* **WHAT YOU ARE ASKED TO DO**: Copy all the material below, exactly as it stands.

Data items
======

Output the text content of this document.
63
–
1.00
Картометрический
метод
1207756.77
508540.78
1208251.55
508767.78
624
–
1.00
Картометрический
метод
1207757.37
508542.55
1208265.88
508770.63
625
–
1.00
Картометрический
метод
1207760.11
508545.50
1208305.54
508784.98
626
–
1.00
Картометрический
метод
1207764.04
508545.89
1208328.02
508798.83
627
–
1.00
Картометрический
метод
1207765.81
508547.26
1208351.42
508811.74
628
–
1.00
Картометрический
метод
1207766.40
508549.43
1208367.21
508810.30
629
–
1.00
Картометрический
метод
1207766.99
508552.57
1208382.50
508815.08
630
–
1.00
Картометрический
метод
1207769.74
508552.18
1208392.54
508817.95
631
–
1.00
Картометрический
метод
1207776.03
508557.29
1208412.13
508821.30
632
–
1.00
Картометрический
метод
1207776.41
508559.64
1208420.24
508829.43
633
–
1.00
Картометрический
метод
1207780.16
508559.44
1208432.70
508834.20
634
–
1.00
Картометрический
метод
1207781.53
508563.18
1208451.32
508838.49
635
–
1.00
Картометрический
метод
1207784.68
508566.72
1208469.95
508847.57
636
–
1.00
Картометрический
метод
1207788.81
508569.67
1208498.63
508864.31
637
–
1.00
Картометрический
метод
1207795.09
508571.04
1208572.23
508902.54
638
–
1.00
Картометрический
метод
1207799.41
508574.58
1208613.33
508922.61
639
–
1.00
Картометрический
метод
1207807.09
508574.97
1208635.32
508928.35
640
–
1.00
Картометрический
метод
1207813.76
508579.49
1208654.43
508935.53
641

======

* **TASK RESPONSE**:
Output the text content of this document.
63
–
1.00
Картометрический
метод
1207756.77
508540.78
1208251.55
508767.78
624
–
1.00
Картометрический
метод
1207757.37
508542.55
1208265.88
508770.63
625
–
1.00
Картометрический
метод
1207760.11
508545.50
1208305.54
508784.98
626
–
1.00
Картометрический
метод
1207764.04
508545.89
1208328.02
508798.83
627
–
1.00
Картометрический
метод
1207765.81
508547.26
1208351.42
508811.74
628
–
1.00
Картометрический
метод
1207766.40
508549.43
1208367.21
508810.30
629
–
1.00
Картометрический
метод
1207766.99
508552.57
1208382.50
508815.08
630
–
1.00
Картометрический
метод
1207769.74
508552.18
1208392.54
508817.95
631
–
1.00
Картометрический
метод
1207776.03
508557.29
1208412.13
508821.30
632
–
1.00
Картометрический
метод
1207776.41
508559.64
1208420.24
508829.43
633
–
1.00
Картометрический
метод
1207780.16
508559.44
1208432.70
508834.20
634
–
1.00
Картометрический
метод
1207781.53
508563.18
1208451.32
508838.49
635
–
1.00
Картометрический
метод
1207784.68
508566.72
1208469.95
508847.57
636
–
1.00
Картометрический
метод
1207788.81
508569.67
1208498.63
508864.31
637
–
1.00
Картометрический
метод
1207795.09
508571.04
1208572.23
508902.54
638
–
1.00
Картометрический
метод
1207799.41
508574.58
1208613.33
508922.61
639
–
1.00
Картометрический
метод
1207807.09
508574.97
1208635.32
508928.35
640
–
1.00
Картометрический
метод
1207813.76
508579.49
1208654.43
508935.53
641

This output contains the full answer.